RECORD EXCERPTS:

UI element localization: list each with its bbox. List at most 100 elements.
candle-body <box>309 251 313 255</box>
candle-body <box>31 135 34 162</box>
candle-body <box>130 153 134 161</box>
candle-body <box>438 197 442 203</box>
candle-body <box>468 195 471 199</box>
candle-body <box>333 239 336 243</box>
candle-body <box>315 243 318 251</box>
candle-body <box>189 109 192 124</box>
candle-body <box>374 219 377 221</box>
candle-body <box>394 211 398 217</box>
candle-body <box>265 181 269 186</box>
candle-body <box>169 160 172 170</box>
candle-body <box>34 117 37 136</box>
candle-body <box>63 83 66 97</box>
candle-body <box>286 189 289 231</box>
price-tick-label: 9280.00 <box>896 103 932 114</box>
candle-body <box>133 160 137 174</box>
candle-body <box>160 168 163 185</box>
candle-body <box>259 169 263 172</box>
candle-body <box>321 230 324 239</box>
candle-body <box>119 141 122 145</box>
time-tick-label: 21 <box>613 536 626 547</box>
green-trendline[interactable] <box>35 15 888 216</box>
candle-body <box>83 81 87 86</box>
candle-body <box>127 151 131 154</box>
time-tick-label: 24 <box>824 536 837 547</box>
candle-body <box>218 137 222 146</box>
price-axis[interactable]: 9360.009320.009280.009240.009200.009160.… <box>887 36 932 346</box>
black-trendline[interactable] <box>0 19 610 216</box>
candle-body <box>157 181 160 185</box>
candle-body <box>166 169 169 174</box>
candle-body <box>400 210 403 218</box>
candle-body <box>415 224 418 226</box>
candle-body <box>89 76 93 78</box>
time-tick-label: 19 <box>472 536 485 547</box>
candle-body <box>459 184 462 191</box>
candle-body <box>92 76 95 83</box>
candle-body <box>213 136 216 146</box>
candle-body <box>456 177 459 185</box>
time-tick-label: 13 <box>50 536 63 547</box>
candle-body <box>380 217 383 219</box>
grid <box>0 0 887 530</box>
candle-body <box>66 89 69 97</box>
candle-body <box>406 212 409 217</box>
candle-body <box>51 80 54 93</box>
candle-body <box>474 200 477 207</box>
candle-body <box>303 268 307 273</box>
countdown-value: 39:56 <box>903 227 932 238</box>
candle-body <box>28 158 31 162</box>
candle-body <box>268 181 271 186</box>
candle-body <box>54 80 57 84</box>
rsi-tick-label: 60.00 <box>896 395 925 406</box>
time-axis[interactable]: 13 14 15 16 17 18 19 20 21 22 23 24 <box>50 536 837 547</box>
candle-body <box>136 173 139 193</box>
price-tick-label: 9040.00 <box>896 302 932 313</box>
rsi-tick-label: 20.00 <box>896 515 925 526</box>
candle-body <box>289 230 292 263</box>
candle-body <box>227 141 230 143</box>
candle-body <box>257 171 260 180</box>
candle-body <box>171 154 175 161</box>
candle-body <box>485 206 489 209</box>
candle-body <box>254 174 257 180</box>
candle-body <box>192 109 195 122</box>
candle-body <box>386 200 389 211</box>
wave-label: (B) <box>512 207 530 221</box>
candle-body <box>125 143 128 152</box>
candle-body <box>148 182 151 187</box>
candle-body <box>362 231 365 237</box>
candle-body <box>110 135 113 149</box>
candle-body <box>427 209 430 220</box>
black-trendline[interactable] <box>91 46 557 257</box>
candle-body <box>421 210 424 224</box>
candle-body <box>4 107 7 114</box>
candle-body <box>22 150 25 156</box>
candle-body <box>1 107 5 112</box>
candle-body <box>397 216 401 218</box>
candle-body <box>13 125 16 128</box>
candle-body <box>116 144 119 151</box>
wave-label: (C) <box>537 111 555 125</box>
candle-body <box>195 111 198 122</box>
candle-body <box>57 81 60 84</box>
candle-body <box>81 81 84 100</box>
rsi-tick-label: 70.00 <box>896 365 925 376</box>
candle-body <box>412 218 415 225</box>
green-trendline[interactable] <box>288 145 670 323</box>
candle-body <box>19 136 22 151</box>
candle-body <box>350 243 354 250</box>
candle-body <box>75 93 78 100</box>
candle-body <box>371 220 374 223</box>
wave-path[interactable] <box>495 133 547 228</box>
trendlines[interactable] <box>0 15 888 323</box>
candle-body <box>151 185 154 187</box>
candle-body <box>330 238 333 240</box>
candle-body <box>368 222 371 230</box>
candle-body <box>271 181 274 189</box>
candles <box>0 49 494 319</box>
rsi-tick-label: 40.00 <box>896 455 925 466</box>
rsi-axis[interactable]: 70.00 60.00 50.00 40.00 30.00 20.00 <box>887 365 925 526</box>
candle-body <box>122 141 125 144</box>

AIM: Show every line of the records above that contains the string "price".

RESPONSE BELOW:
price-tick-label: 9280.00 <box>896 103 932 114</box>
price-axis[interactable]: 9360.009320.009280.009240.009200.009160.… <box>887 36 932 346</box>
price-tick-label: 9040.00 <box>896 302 932 313</box>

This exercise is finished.